> TEXT SEGMENT
════════════════════
Moving forward, simultaneous low and high bandwidth will also be an important feature to bridge the remote workforce with the facility (unified communications). This is where H.264/.265 will shine, as locally high quality and low latency is necessary, while the remote user will need the lower bandwidth for the internet connection.
While this all sounds like the kid in the proverbial candy store, it does solve most issues across multiple markets. Broadcast, corporate, residential, digital signage, government, and medical currently focus on their specific needs—but it should not have to be segmented this way. One unified standard could open new innovations and capabilities to which each market has never been exposed. Often, the reason AVoIP seems intimidating is the rules each different standard requires on the network, as well as the protocols to control them.
On The Menu
Let’s look at what is currently available. They all have their pros and cons. Below is a brief list only—I encourage you to research deeper into the full specification to reveal how it may or may not impact your application.
MPEG (H.264, H.265): Very low bandwidth (typically utilized on 10/100 networks), it's great for internet transmission and recording. Long latency and poor image quality compared to others. Focused on audio and video.
SMPTE ST 2110: Broadcast centric, it focuses on better video quality at low latencies, however, it lacks the interoperability expected of a standard, as it has no session defined protocol, no encryption, and no transport control channels.
NDI: Developed by NewTek, this is a mid-compression, low-latency transport and codec. Mainly used in the broadcast industry, it has started to work its way into commercial AV using cameras as the means to gain traction. Good interoperability, but lacks the transport control channels and the higher quality video.
════════════════════
Extracted data lines:
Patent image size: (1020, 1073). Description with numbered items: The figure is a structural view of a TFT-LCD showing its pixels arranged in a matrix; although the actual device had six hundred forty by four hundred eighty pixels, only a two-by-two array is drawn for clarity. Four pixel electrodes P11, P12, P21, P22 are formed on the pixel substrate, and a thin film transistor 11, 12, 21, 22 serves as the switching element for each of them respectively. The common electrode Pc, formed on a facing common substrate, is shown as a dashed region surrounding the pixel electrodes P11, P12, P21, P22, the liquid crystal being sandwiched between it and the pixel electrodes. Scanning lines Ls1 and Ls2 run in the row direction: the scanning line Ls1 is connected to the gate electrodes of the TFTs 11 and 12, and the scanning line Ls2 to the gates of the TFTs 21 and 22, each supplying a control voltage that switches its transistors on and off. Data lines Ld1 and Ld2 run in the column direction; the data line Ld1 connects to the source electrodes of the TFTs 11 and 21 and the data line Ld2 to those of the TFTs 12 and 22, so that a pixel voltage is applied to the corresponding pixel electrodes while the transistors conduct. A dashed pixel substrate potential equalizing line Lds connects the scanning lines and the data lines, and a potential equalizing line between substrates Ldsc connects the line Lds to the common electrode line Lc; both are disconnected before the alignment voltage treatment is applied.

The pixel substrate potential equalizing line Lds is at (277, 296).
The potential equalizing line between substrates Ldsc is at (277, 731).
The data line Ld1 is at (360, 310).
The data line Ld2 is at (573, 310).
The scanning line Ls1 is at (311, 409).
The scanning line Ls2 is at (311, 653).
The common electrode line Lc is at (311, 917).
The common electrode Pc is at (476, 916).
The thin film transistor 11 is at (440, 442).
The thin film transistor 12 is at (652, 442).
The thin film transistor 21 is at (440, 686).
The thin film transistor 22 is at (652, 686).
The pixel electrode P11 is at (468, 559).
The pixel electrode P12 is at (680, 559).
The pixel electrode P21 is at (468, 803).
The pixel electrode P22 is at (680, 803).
════════════════════
> TASK 1
According to the AV-over-IP text, which company developed NDI?
> TASK 2
Update the AV-over-IP text between "While this all" and "to control them.", inclusive, swapping "candy store" for "toy shop".
> TASK 3
Write what comes next in the AV-over-IP text, picking up after its last sentence.
These lines are separate material and are not part of the AV-over-IP text.

> ANSWER SECTION 1
NewTek

> ANSWER SECTION 2
While this all sounds like the kid in the proverbial toy shop, it does solve most issues across multiple markets. Broadcast, corporate, residential, digital signage, government, and medical currently focus on their specific needs—but it should not have to be segmented this way. One unified standard could open new innovations and capabilities to which each market has never been exposed. Often, the reason AVoIP seems intimidating is the rules each different standard requires on the network, as well as the protocols to control them.

> ANSWER SECTION 3
SDVoE: Focused only on 10G infrastructure, it delivers high-quality encrypted AV with no frame latency (100us) in a low power ASIC. Feature rich with video wall, windowing, scaling, and more. Transport control channels for RS-232, USB, and IR. Highly interoperable, but limited by a lack of 1G infrastructure capability.
IPMX: Focused on 1G to 25G, it uses the SMPTE ST 2110 and JPEG XS standards to achieve its current results. It supports transport control channels, encryption, and playback on computers. Depending on the partner, the video wall and other advanced features can vary. Currently only on FPGA, which makes it more costly and power hungry.
Dante AV: Continuing to build on its popular audio standard, it is currently focused on the 1G distribution space. Based on the IntoPix JPEG 2000 standard, it currently requires use of an FPGA, so it is costly and power hungry. It has transport control channels, but lacks the features other standards have and has a limited adoption due to current global supply chain issues.
ASPEED: On its third generation ASIC, ASPEED is known for its low-cost, full-featured 1G transport/codec. Image quality, latency, and feature set are extremely good. ASPEED is listed as a standard because of its popularity in the low-cost, low-power consumption market. It does lack interoperability between manufacturers that other standards have and is focused currently on 1G market.
FPGA vs. ASIC: What is important is not the breakdown of the differences, just the result to the product(s). For an AVoIP standard to be successful, it will be necessary to be available in an ASIC form. ASIC uses less power and costs less, leading to better adaptation in a variety of products. FPGA, while very flexible, has a high cost and a very high power consumption.
For example, SDVoE’s ASIC uses as little as 2 watts of power. When this standard first started as an FPGA, it was more than 12 watts. That is a lot of heat to put in a flat panel display or some other type of device, making it more difficult to have as a base feature.
So many choices, what does one do? The answer is easy. Evaluate the requirement of the application and use the standard that best suits the project. It will be years before there is one true standard that rises above the rest. Until that time, there are plenty of great choices.